→ **GIVEN INSTRUCTION**:
Report each line of the data that includes the word "composed".

→ **DATASET RECORDS**:
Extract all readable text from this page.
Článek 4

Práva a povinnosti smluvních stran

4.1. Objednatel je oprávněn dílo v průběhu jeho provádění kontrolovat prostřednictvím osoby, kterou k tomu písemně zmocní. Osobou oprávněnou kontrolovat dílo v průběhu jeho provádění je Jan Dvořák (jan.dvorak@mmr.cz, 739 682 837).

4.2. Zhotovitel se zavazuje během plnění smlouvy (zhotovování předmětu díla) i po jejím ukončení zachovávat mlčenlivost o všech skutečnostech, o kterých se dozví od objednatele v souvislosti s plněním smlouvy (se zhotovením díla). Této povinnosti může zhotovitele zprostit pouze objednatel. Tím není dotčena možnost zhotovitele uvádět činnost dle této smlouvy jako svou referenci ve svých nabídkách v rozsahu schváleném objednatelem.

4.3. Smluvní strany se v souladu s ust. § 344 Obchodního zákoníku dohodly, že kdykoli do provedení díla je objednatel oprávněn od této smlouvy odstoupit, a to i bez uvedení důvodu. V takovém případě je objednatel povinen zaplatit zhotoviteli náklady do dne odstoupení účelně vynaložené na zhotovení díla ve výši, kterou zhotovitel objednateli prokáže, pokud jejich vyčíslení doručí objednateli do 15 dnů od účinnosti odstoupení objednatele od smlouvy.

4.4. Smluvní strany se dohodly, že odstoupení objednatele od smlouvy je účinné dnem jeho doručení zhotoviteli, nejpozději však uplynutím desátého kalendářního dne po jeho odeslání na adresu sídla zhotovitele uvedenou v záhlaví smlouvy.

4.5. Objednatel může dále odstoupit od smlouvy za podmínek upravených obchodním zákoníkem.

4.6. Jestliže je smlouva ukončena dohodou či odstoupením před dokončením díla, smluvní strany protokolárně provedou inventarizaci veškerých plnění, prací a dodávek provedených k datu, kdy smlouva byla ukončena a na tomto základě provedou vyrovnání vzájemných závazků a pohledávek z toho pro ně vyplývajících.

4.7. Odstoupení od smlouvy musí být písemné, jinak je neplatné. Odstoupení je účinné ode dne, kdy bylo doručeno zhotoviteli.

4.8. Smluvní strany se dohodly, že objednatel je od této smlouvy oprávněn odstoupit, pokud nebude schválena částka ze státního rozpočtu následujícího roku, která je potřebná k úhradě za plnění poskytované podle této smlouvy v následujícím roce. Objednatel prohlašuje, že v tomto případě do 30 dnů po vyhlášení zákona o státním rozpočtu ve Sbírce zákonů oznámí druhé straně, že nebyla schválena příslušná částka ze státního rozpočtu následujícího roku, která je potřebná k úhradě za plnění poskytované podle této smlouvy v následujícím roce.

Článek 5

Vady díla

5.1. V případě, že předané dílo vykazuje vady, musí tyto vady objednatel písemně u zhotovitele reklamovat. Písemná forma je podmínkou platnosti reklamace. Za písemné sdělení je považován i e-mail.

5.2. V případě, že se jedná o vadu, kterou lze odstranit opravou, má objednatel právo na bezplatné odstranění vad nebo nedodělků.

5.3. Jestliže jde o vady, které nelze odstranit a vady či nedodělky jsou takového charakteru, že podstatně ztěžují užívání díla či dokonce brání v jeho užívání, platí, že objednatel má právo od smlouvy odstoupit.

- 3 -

--

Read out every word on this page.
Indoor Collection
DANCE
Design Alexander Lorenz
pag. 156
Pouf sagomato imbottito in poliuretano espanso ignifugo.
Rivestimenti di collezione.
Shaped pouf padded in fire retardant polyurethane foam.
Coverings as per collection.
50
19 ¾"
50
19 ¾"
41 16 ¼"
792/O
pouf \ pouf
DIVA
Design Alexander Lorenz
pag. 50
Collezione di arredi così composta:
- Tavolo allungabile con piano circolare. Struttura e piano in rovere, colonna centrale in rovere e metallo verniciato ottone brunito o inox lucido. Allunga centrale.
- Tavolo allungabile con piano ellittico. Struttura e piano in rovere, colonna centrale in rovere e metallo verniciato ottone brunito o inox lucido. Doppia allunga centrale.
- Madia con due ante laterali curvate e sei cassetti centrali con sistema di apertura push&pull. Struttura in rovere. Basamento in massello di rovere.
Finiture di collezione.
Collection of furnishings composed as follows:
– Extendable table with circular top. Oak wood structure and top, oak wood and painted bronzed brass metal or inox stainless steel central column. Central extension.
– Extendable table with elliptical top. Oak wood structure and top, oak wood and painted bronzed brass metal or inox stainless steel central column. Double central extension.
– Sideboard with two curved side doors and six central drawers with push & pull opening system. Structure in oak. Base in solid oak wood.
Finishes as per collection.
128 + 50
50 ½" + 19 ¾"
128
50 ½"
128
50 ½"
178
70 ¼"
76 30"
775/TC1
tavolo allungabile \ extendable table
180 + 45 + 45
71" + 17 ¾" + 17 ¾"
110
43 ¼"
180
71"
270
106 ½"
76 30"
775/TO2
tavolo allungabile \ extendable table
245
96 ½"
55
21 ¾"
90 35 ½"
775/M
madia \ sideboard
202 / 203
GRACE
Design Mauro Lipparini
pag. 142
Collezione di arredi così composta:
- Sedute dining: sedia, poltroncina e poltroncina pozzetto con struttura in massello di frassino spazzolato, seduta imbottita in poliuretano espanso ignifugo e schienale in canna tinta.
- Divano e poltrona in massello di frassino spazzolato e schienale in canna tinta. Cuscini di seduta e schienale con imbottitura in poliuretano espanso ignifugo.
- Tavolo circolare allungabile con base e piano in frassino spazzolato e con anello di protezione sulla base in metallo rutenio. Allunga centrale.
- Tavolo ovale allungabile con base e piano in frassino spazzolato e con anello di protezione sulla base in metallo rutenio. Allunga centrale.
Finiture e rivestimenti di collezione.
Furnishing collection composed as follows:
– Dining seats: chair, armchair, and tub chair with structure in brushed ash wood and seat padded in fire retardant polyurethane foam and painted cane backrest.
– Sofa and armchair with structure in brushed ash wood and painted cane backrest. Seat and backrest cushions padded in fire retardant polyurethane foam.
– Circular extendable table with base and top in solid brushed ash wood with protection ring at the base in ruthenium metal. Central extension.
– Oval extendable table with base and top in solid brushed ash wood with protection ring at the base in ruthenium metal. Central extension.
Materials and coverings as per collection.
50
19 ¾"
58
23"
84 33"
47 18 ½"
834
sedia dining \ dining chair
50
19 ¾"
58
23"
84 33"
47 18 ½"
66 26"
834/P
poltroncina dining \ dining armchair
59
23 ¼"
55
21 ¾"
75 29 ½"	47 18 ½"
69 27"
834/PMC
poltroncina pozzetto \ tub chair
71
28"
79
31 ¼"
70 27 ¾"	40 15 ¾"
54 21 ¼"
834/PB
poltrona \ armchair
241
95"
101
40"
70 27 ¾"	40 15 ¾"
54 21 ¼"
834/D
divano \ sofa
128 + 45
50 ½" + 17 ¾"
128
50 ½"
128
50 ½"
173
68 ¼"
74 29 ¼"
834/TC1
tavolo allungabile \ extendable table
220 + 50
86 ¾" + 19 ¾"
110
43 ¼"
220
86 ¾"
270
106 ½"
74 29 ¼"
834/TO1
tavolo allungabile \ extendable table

→ **ANSWER FOR THIS EXERCISE**:
Collection of furnishings composed as follows:
Furnishing collection composed as follows:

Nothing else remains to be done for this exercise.